— Start Entries shown —
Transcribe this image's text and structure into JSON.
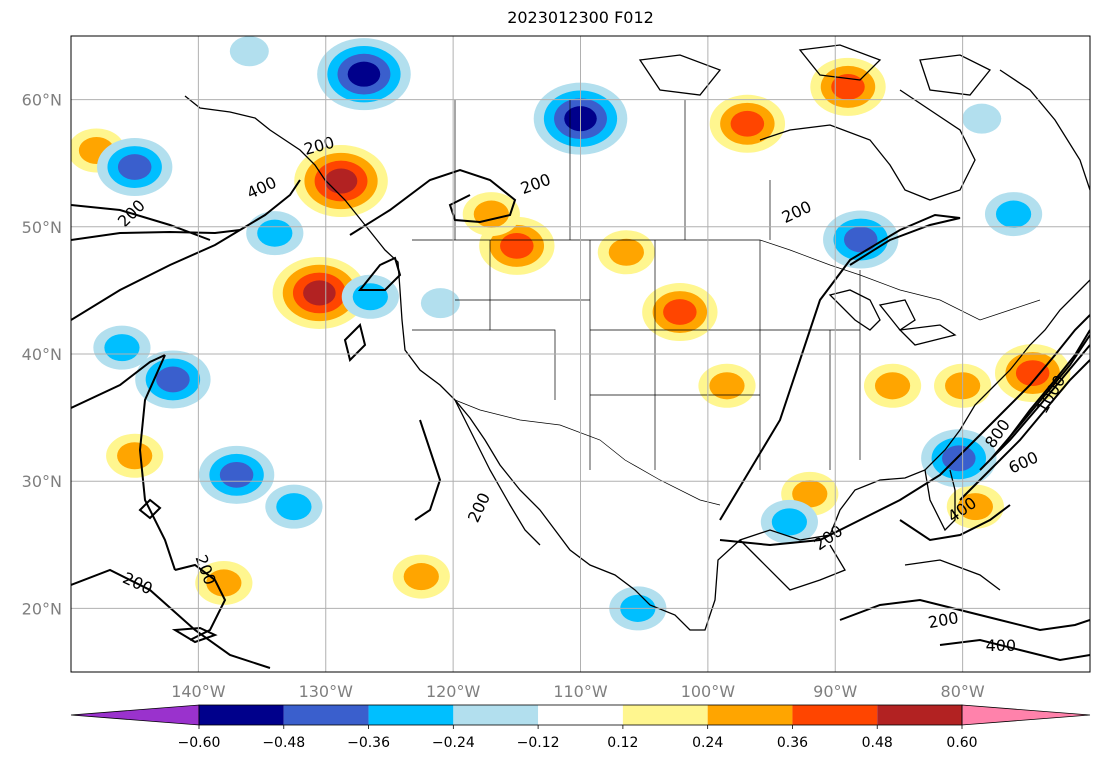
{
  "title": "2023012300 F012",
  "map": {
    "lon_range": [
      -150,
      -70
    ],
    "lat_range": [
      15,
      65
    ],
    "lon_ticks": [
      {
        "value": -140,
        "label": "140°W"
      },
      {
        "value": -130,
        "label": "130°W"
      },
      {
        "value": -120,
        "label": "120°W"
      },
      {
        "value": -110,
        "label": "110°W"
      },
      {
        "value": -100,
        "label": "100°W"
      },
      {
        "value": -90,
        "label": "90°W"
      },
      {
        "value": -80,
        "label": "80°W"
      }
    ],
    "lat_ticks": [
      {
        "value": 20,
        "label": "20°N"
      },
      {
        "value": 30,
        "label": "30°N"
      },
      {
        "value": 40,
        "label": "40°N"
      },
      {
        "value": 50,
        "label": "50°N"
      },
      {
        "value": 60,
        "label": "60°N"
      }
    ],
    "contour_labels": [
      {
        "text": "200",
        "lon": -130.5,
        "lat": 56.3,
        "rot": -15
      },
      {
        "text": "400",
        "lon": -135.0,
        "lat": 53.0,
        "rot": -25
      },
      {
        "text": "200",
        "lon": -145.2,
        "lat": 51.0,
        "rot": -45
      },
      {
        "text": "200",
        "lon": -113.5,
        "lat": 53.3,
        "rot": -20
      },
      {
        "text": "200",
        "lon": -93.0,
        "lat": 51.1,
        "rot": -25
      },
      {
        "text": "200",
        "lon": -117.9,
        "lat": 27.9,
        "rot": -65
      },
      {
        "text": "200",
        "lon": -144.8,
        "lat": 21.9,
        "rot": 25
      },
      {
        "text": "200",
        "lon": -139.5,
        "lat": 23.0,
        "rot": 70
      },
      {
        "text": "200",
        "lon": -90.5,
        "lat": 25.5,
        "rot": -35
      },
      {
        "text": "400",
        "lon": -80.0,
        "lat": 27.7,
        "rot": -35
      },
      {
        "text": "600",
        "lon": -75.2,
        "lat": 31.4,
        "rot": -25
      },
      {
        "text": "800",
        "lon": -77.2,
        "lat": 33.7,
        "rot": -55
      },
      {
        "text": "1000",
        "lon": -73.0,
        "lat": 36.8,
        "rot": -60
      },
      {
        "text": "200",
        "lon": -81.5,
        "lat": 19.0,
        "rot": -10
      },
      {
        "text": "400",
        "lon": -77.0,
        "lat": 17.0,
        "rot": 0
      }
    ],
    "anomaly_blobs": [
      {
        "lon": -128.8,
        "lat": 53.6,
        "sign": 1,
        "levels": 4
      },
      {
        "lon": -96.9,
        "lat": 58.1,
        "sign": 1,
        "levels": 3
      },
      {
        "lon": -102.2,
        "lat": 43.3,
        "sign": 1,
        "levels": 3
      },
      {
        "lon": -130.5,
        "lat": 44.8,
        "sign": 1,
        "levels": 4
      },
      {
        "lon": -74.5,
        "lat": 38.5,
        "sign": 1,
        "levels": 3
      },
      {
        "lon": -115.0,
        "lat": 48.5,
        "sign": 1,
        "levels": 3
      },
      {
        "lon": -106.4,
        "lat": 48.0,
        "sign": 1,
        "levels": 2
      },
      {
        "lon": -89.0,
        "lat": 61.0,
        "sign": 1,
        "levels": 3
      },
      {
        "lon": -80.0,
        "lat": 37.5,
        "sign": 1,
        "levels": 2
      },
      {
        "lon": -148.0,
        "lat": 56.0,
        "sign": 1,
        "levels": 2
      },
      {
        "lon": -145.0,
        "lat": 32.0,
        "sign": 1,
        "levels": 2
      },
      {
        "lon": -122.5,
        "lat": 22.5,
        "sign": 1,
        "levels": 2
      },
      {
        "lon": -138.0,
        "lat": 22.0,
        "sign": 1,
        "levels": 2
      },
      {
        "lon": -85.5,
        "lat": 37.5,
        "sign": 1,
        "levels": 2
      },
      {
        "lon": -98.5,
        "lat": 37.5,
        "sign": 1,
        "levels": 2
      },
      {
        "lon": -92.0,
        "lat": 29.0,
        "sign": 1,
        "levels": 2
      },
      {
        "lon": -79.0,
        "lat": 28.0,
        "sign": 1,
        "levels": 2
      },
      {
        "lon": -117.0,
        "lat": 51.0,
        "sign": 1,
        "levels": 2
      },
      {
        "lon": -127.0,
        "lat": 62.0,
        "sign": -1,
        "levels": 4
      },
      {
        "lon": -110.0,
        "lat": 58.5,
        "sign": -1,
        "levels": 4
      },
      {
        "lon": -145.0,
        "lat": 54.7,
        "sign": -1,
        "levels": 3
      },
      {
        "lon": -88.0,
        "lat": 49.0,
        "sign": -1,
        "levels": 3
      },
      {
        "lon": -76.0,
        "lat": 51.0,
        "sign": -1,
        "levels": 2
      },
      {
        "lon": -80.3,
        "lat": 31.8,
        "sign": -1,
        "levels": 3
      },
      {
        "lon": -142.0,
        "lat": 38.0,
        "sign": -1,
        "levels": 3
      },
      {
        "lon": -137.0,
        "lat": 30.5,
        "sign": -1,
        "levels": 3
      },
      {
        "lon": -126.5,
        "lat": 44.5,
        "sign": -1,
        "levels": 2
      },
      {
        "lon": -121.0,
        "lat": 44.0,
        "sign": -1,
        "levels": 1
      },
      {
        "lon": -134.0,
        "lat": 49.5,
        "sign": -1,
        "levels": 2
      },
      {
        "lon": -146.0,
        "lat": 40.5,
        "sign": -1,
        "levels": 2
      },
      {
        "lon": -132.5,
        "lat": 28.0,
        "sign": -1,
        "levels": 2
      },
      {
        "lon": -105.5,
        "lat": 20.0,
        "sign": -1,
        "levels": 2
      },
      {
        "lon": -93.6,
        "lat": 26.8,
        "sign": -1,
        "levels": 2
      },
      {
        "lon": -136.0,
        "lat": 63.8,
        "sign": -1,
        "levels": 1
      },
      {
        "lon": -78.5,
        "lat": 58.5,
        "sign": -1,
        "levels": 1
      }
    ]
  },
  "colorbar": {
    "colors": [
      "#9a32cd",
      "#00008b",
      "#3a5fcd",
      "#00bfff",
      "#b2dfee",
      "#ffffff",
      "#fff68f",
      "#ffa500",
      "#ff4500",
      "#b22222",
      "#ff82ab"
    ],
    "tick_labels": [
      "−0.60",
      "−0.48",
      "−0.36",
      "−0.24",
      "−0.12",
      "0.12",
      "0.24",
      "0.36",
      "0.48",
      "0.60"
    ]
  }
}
— End Entries shown —
Keep every word of the data as it is when you write it out, but drop the pictures.

Transcribe this image's text and structure into JSON.
{
  "title": "2023012300 F012",
  "map": {
    "lon_range": [
      -150,
      -70
    ],
    "lat_range": [
      15,
      65
    ],
    "lon_ticks": [
      {
        "value": -140,
        "label": "140°W"
      },
      {
        "value": -130,
        "label": "130°W"
      },
      {
        "value": -120,
        "label": "120°W"
      },
      {
        "value": -110,
        "label": "110°W"
      },
      {
        "value": -100,
        "label": "100°W"
      },
      {
        "value": -90,
        "label": "90°W"
      },
      {
        "value": -80,
        "label": "80°W"
      }
    ],
    "lat_ticks": [
      {
        "value": 20,
        "label": "20°N"
      },
      {
        "value": 30,
        "label": "30°N"
      },
      {
        "value": 40,
        "label": "40°N"
      },
      {
        "value": 50,
        "label": "50°N"
      },
      {
        "value": 60,
        "label": "60°N"
      }
    ],
    "contour_labels": [
      {
        "text": "200",
        "lon": -130.5,
        "lat": 56.3,
        "rot": -15
      },
      {
        "text": "400",
        "lon": -135.0,
        "lat": 53.0,
        "rot": -25
      },
      {
        "text": "200",
        "lon": -145.2,
        "lat": 51.0,
        "rot": -45
      },
      {
        "text": "200",
        "lon": -113.5,
        "lat": 53.3,
        "rot": -20
      },
      {
        "text": "200",
        "lon": -93.0,
        "lat": 51.1,
        "rot": -25
      },
      {
        "text": "200",
        "lon": -117.9,
        "lat": 27.9,
        "rot": -65
      },
      {
        "text": "200",
        "lon": -144.8,
        "lat": 21.9,
        "rot": 25
      },
      {
        "text": "200",
        "lon": -139.5,
        "lat": 23.0,
        "rot": 70
      },
      {
        "text": "200",
        "lon": -90.5,
        "lat": 25.5,
        "rot": -35
      },
      {
        "text": "400",
        "lon": -80.0,
        "lat": 27.7,
        "rot": -35
      },
      {
        "text": "600",
        "lon": -75.2,
        "lat": 31.4,
        "rot": -25
      },
      {
        "text": "800",
        "lon": -77.2,
        "lat": 33.7,
        "rot": -55
      },
      {
        "text": "1000",
        "lon": -73.0,
        "lat": 36.8,
        "rot": -60
      },
      {
        "text": "200",
        "lon": -81.5,
        "lat": 19.0,
        "rot": -10
      },
      {
        "text": "400",
        "lon": -77.0,
        "lat": 17.0,
        "rot": 0
      }
    ],
    "anomaly_blobs": [
      {
        "lon": -128.8,
        "lat": 53.6,
        "sign": 1,
        "levels": 4
      },
      {
        "lon": -96.9,
        "lat": 58.1,
        "sign": 1,
        "levels": 3
      },
      {
        "lon": -102.2,
        "lat": 43.3,
        "sign": 1,
        "levels": 3
      },
      {
        "lon": -130.5,
        "lat": 44.8,
        "sign": 1,
        "levels": 4
      },
      {
        "lon": -74.5,
        "lat": 38.5,
        "sign": 1,
        "levels": 3
      },
      {
        "lon": -115.0,
        "lat": 48.5,
        "sign": 1,
        "levels": 3
      },
      {
        "lon": -106.4,
        "lat": 48.0,
        "sign": 1,
        "levels": 2
      },
      {
        "lon": -89.0,
        "lat": 61.0,
        "sign": 1,
        "levels": 3
      },
      {
        "lon": -80.0,
        "lat": 37.5,
        "sign": 1,
        "levels": 2
      },
      {
        "lon": -148.0,
        "lat": 56.0,
        "sign": 1,
        "levels": 2
      },
      {
        "lon": -145.0,
        "lat": 32.0,
        "sign": 1,
        "levels": 2
      },
      {
        "lon": -122.5,
        "lat": 22.5,
        "sign": 1,
        "levels": 2
      },
      {
        "lon": -138.0,
        "lat": 22.0,
        "sign": 1,
        "levels": 2
      },
      {
        "lon": -85.5,
        "lat": 37.5,
        "sign": 1,
        "levels": 2
      },
      {
        "lon": -98.5,
        "lat": 37.5,
        "sign": 1,
        "levels": 2
      },
      {
        "lon": -92.0,
        "lat": 29.0,
        "sign": 1,
        "levels": 2
      },
      {
        "lon": -79.0,
        "lat": 28.0,
        "sign": 1,
        "levels": 2
      },
      {
        "lon": -117.0,
        "lat": 51.0,
        "sign": 1,
        "levels": 2
      },
      {
        "lon": -127.0,
        "lat": 62.0,
        "sign": -1,
        "levels": 4
      },
      {
        "lon": -110.0,
        "lat": 58.5,
        "sign": -1,
        "levels": 4
      },
      {
        "lon": -145.0,
        "lat": 54.7,
        "sign": -1,
        "levels": 3
      },
      {
        "lon": -88.0,
        "lat": 49.0,
        "sign": -1,
        "levels": 3
      },
      {
        "lon": -76.0,
        "lat": 51.0,
        "sign": -1,
        "levels": 2
      },
      {
        "lon": -80.3,
        "lat": 31.8,
        "sign": -1,
        "levels": 3
      },
      {
        "lon": -142.0,
        "lat": 38.0,
        "sign": -1,
        "levels": 3
      },
      {
        "lon": -137.0,
        "lat": 30.5,
        "sign": -1,
        "levels": 3
      },
      {
        "lon": -126.5,
        "lat": 44.5,
        "sign": -1,
        "levels": 2
      },
      {
        "lon": -121.0,
        "lat": 44.0,
        "sign": -1,
        "levels": 1
      },
      {
        "lon": -134.0,
        "lat": 49.5,
        "sign": -1,
        "levels": 2
      },
      {
        "lon": -146.0,
        "lat": 40.5,
        "sign": -1,
        "levels": 2
      },
      {
        "lon": -132.5,
        "lat": 28.0,
        "sign": -1,
        "levels": 2
      },
      {
        "lon": -105.5,
        "lat": 20.0,
        "sign": -1,
        "levels": 2
      },
      {
        "lon": -93.6,
        "lat": 26.8,
        "sign": -1,
        "levels": 2
      },
      {
        "lon": -136.0,
        "lat": 63.8,
        "sign": -1,
        "levels": 1
      },
      {
        "lon": -78.5,
        "lat": 58.5,
        "sign": -1,
        "levels": 1
      }
    ]
  },
  "colorbar": {
    "colors": [
      "#9a32cd",
      "#00008b",
      "#3a5fcd",
      "#00bfff",
      "#b2dfee",
      "#ffffff",
      "#fff68f",
      "#ffa500",
      "#ff4500",
      "#b22222",
      "#ff82ab"
    ],
    "tick_labels": [
      "−0.60",
      "−0.48",
      "−0.36",
      "−0.24",
      "−0.12",
      "0.12",
      "0.24",
      "0.36",
      "0.48",
      "0.60"
    ]
  }
}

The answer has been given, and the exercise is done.